(Items from a dataset)
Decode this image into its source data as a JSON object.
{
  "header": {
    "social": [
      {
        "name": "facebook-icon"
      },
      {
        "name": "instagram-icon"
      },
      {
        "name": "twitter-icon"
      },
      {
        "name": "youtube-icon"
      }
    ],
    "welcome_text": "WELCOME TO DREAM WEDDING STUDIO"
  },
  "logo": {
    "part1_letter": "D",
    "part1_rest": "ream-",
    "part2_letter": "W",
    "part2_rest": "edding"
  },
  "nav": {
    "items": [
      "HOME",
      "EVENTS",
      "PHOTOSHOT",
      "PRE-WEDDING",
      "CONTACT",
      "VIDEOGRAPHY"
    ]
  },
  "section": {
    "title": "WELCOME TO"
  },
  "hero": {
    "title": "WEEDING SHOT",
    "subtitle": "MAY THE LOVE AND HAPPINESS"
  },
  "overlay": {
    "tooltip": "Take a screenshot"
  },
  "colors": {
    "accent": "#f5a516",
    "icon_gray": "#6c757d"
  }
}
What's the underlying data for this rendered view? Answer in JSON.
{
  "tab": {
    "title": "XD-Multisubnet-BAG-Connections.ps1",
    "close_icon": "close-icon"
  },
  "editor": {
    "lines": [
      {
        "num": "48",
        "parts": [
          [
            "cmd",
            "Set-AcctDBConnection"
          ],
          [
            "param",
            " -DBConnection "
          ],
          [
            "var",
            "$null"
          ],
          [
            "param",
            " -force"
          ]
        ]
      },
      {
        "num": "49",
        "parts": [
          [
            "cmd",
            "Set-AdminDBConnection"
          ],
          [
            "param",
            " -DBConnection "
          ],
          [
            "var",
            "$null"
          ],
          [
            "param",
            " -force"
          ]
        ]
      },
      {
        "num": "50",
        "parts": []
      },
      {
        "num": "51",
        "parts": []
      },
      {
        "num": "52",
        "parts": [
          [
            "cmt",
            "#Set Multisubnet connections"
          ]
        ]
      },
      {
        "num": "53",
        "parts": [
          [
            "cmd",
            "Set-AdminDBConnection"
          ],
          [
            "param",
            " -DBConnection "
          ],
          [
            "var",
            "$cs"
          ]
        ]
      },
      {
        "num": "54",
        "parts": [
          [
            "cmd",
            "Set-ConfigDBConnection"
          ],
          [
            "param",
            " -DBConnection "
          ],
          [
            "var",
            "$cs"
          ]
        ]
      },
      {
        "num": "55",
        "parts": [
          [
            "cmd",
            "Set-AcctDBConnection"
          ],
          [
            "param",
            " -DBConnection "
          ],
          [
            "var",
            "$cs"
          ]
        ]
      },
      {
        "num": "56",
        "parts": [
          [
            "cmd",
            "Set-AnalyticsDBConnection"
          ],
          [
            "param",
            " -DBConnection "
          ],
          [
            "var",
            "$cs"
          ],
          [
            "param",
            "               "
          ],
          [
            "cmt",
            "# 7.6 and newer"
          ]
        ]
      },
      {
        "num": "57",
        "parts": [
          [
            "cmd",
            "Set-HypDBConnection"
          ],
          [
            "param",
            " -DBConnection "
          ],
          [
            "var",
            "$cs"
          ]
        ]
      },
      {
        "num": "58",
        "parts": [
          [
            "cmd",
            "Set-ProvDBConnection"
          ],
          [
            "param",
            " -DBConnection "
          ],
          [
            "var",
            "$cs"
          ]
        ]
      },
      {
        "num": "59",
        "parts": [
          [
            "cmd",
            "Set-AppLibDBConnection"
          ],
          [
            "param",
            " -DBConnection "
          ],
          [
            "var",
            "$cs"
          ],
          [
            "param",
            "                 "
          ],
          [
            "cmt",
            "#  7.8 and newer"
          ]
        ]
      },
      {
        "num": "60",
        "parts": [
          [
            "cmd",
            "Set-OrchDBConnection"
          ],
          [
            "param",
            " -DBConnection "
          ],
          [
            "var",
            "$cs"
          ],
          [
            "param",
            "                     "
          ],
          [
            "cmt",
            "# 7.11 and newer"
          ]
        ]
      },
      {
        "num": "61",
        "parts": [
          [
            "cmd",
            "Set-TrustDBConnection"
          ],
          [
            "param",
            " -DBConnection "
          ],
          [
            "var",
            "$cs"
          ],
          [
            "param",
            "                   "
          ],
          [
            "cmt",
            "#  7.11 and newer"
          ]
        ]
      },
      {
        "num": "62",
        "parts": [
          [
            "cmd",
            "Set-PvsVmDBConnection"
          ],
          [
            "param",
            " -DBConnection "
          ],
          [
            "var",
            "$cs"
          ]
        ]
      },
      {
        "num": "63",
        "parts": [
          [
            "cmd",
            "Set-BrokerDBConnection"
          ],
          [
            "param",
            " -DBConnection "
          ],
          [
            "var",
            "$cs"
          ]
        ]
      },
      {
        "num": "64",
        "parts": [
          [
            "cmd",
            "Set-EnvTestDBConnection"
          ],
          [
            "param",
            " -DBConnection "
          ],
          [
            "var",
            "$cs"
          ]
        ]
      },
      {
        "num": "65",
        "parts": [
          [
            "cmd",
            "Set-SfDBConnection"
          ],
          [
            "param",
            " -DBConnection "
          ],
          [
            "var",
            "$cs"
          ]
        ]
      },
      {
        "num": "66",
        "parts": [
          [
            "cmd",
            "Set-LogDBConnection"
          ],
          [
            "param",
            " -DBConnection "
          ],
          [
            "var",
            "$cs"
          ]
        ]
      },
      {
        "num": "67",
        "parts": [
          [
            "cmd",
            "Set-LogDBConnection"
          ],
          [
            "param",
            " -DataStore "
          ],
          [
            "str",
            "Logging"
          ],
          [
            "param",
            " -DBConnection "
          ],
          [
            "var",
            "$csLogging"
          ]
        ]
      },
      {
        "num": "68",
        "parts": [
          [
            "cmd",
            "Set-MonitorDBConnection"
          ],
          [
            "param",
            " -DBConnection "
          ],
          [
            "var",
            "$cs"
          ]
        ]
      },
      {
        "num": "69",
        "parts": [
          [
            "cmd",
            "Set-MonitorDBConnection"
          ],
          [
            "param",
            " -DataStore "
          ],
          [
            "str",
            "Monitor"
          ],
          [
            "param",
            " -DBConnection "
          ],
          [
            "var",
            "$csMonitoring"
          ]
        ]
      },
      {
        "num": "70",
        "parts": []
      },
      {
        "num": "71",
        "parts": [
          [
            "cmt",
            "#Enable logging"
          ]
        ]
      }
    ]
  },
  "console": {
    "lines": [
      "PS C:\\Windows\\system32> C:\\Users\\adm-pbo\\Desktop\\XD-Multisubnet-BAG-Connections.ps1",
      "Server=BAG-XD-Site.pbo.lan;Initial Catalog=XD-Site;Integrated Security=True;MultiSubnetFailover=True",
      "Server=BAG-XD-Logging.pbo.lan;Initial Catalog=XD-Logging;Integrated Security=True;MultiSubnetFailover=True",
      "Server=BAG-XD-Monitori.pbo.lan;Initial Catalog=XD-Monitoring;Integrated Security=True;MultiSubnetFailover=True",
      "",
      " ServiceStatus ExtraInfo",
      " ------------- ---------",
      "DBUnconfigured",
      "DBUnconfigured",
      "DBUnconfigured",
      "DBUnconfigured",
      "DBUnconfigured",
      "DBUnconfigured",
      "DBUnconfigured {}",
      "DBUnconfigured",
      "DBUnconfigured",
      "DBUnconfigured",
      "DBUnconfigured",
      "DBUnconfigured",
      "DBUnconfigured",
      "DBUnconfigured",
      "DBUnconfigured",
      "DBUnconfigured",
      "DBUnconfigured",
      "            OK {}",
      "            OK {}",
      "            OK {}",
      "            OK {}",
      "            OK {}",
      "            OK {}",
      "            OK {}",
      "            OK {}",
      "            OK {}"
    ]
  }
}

TASK DESCRIPTION ▸
Return the entries above exactly, each one complete.

REPLY ▸
Decode this image into its source data as a JSON object.
{
  "header": {
    "social": [
      {
        "name": "facebook-icon"
      },
      {
        "name": "instagram-icon"
      },
      {
        "name": "twitter-icon"
      },
      {
        "name": "youtube-icon"
      }
    ],
    "welcome_text": "WELCOME TO DREAM WEDDING STUDIO"
  },
  "logo": {
    "part1_letter": "D",
    "part1_rest": "ream-",
    "part2_letter": "W",
    "part2_rest": "edding"
  },
  "nav": {
    "items": [
      "HOME",
      "EVENTS",
      "PHOTOSHOT",
      "PRE-WEDDING",
      "CONTACT",
      "VIDEOGRAPHY"
    ]
  },
  "section": {
    "title": "WELCOME TO"
  },
  "hero": {
    "title": "WEEDING SHOT",
    "subtitle": "MAY THE LOVE AND HAPPINESS"
  },
  "overlay": {
    "tooltip": "Take a screenshot"
  },
  "colors": {
    "accent": "#f5a516",
    "icon_gray": "#6c757d"
  }
}
What's the underlying data for this rendered view? Answer in JSON.
{
  "tab": {
    "title": "XD-Multisubnet-BAG-Connections.ps1",
    "close_icon": "close-icon"
  },
  "editor": {
    "lines": [
      {
        "num": "48",
        "parts": [
          [
            "cmd",
            "Set-AcctDBConnection"
          ],
          [
            "param",
            " -DBConnection "
          ],
          [
            "var",
            "$null"
          ],
          [
            "param",
            " -force"
          ]
        ]
      },
      {
        "num": "49",
        "parts": [
          [
            "cmd",
            "Set-AdminDBConnection"
          ],
          [
            "param",
            " -DBConnection "
          ],
          [
            "var",
            "$null"
          ],
          [
            "param",
            " -force"
          ]
        ]
      },
      {
        "num": "50",
        "parts": []
      },
      {
        "num": "51",
        "parts": []
      },
      {
        "num": "52",
        "parts": [
          [
            "cmt",
            "#Set Multisubnet connections"
          ]
        ]
      },
      {
        "num": "53",
        "parts": [
          [
            "cmd",
            "Set-AdminDBConnection"
          ],
          [
            "param",
            " -DBConnection "
          ],
          [
            "var",
            "$cs"
          ]
        ]
      },
      {
        "num": "54",
        "parts": [
          [
            "cmd",
            "Set-ConfigDBConnection"
          ],
          [
            "param",
            " -DBConnection "
          ],
          [
            "var",
            "$cs"
          ]
        ]
      },
      {
        "num": "55",
        "parts": [
          [
            "cmd",
            "Set-AcctDBConnection"
          ],
          [
            "param",
            " -DBConnection "
          ],
          [
            "var",
            "$cs"
          ]
        ]
      },
      {
        "num": "56",
        "parts": [
          [
            "cmd",
            "Set-AnalyticsDBConnection"
          ],
          [
            "param",
            " -DBConnection "
          ],
          [
            "var",
            "$cs"
          ],
          [
            "param",
            "               "
          ],
          [
            "cmt",
            "# 7.6 and newer"
          ]
        ]
      },
      {
        "num": "57",
        "parts": [
          [
            "cmd",
            "Set-HypDBConnection"
          ],
          [
            "param",
            " -DBConnection "
          ],
          [
            "var",
            "$cs"
          ]
        ]
      },
      {
        "num": "58",
        "parts": [
          [
            "cmd",
            "Set-ProvDBConnection"
          ],
          [
            "param",
            " -DBConnection "
          ],
          [
            "var",
            "$cs"
          ]
        ]
      },
      {
        "num": "59",
        "parts": [
          [
            "cmd",
            "Set-AppLibDBConnection"
          ],
          [
            "param",
            " -DBConnection "
          ],
          [
            "var",
            "$cs"
          ],
          [
            "param",
            "                 "
          ],
          [
            "cmt",
            "#  7.8 and newer"
          ]
        ]
      },
      {
        "num": "60",
        "parts": [
          [
            "cmd",
            "Set-OrchDBConnection"
          ],
          [
            "param",
            " -DBConnection "
          ],
          [
            "var",
            "$cs"
          ],
          [
            "param",
            "                     "
          ],
          [
            "cmt",
            "# 7.11 and newer"
          ]
        ]
      },
      {
        "num": "61",
        "parts": [
          [
            "cmd",
            "Set-TrustDBConnection"
          ],
          [
            "param",
            " -DBConnection "
          ],
          [
            "var",
            "$cs"
          ],
          [
            "param",
            "                   "
          ],
          [
            "cmt",
            "#  7.11 and newer"
          ]
        ]
      },
      {
        "num": "62",
        "parts": [
          [
            "cmd",
            "Set-PvsVmDBConnection"
          ],
          [
            "param",
            " -DBConnection "
          ],
          [
            "var",
            "$cs"
          ]
        ]
      },
      {
        "num": "63",
        "parts": [
          [
            "cmd",
            "Set-BrokerDBConnection"
          ],
          [
            "param",
            " -DBConnection "
          ],
          [
            "var",
            "$cs"
          ]
        ]
      },
      {
        "num": "64",
        "parts": [
          [
            "cmd",
            "Set-EnvTestDBConnection"
          ],
          [
            "param",
            " -DBConnection "
          ],
          [
            "var",
            "$cs"
          ]
        ]
      },
      {
        "num": "65",
        "parts": [
          [
            "cmd",
            "Set-SfDBConnection"
          ],
          [
            "param",
            " -DBConnection "
          ],
          [
            "var",
            "$cs"
          ]
        ]
      },
      {
        "num": "66",
        "parts": [
          [
            "cmd",
            "Set-LogDBConnection"
          ],
          [
            "param",
            " -DBConnection "
          ],
          [
            "var",
            "$cs"
          ]
        ]
      },
      {
        "num": "67",
        "parts": [
          [
            "cmd",
            "Set-LogDBConnection"
          ],
          [
            "param",
            " -DataStore "
          ],
          [
            "str",
            "Logging"
          ],
          [
            "param",
            " -DBConnection "
          ],
          [
            "var",
            "$csLogging"
          ]
        ]
      },
      {
        "num": "68",
        "parts": [
          [
            "cmd",
            "Set-MonitorDBConnection"
          ],
          [
            "param",
            " -DBConnection "
          ],
          [
            "var",
            "$cs"
          ]
        ]
      },
      {
        "num": "69",
        "parts": [
          [
            "cmd",
            "Set-MonitorDBConnection"
          ],
          [
            "param",
            " -DataStore "
          ],
          [
            "str",
            "Monitor"
          ],
          [
            "param",
            " -DBConnection "
          ],
          [
            "var",
            "$csMonitoring"
          ]
        ]
      },
      {
        "num": "70",
        "parts": []
      },
      {
        "num": "71",
        "parts": [
          [
            "cmt",
            "#Enable logging"
          ]
        ]
      }
    ]
  },
  "console": {
    "lines": [
      "PS C:\\Windows\\system32> C:\\Users\\adm-pbo\\Desktop\\XD-Multisubnet-BAG-Connections.ps1",
      "Server=BAG-XD-Site.pbo.lan;Initial Catalog=XD-Site;Integrated Security=True;MultiSubnetFailover=True",
      "Server=BAG-XD-Logging.pbo.lan;Initial Catalog=XD-Logging;Integrated Security=True;MultiSubnetFailover=True",
      "Server=BAG-XD-Monitori.pbo.lan;Initial Catalog=XD-Monitoring;Integrated Security=True;MultiSubnetFailover=True",
      "",
      " ServiceStatus ExtraInfo",
      " ------------- ---------",
      "DBUnconfigured",
      "DBUnconfigured",
      "DBUnconfigured",
      "DBUnconfigured",
      "DBUnconfigured",
      "DBUnconfigured",
      "DBUnconfigured {}",
      "DBUnconfigured",
      "DBUnconfigured",
      "DBUnconfigured",
      "DBUnconfigured",
      "DBUnconfigured",
      "DBUnconfigured",
      "DBUnconfigured",
      "DBUnconfigured",
      "DBUnconfigured",
      "DBUnconfigured",
      "            OK {}",
      "            OK {}",
      "            OK {}",
      "            OK {}",
      "            OK {}",
      "            OK {}",
      "            OK {}",
      "            OK {}",
      "            OK {}"
    ]
  }
}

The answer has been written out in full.